Exercise directions:
Select from the data all lines with the word "种官能团".
--- Start ---
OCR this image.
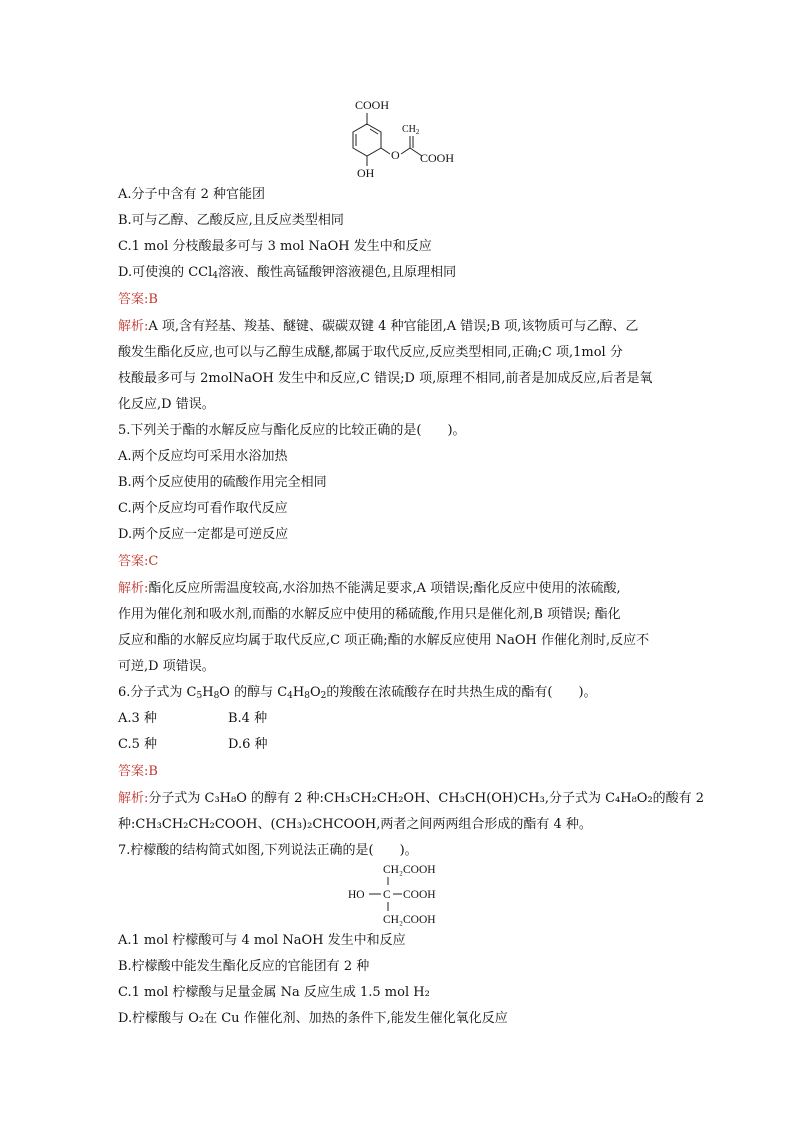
COOH
OH
O
$CH_2$
COOH
A.分子中含有 2 种官能团
B.可与乙醇、乙酸反应,且反应类型相同
C.1 mol 分枝酸最多可与 3 mol NaOH 发生中和反应
D.可使溴的 CCl$_4$溶液、酸性高锰酸钾溶液褪色,且原理相同
答案:B
解析:A 项,含有羟基、羧基、醚键、碳碳双键 4 种官能团,A 错误;B 项,该物质可与乙醇、乙
酸发生酯化反应,也可以与乙醇生成醚,都属于取代反应,反应类型相同,正确;C 项,1mol 分
枝酸最多可与 2molNaOH 发生中和反应,C 错误;D 项,原理不相同,前者是加成反应,后者是氧
化反应,D 错误。
5.下列关于酯的水解反应与酯化反应的比较正确的是(　　)。
A.两个反应均可采用水浴加热
B.两个反应使用的硫酸作用完全相同
C.两个反应均可看作取代反应
D.两个反应一定都是可逆反应
答案:C
解析:酯化反应所需温度较高,水浴加热不能满足要求,A 项错误;酯化反应中使用的浓硫酸,
作用为催化剂和吸水剂,而酯的水解反应中使用的稀硫酸,作用只是催化剂,B 项错误; 酯化
反应和酯的水解反应均属于取代反应,C 项正确;酯的水解反应使用 NaOH 作催化剂时,反应不
可逆,D 项错误。
6.分子式为 $C_5H_8O$ 的醇与 $C_4H_8O_2$的羧酸在浓硫酸存在时共热生成的酯有(　　)。
A.3 种	B.4 种
C.5 种	D.6 种
答案:B
解析:分子式为 C₃H₈O 的醇有 2 种:CH₃CH₂CH₂OH、CH₃CH(OH)CH₃,分子式为 C₄H₈O₂的酸有 2
种:CH₃CH₂CH₂COOH、(CH₃)₂CHCOOH,两者之间两两组合形成的酯有 4 种。
7.柠檬酸的结构简式如图,下列说法正确的是(　　)。
CH₂COOH
HO C COOH
CH₂COOH
A.1 mol 柠檬酸可与 4 mol NaOH 发生中和反应
B.柠檬酸中能发生酯化反应的官能团有 2 种
C.1 mol 柠檬酸与足量金属 Na 反应生成 1.5 mol H₂
D.柠檬酸与 O₂在 Cu 作催化剂、加热的条件下,能发生催化氧化反应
--- End ---
Solution for this exercise:
A.分子中含有 2 种官能团
解析:A 项,含有羟基、羧基、醚键、碳碳双键 4 种官能团,A 错误;B 项,该物质可与乙醇、乙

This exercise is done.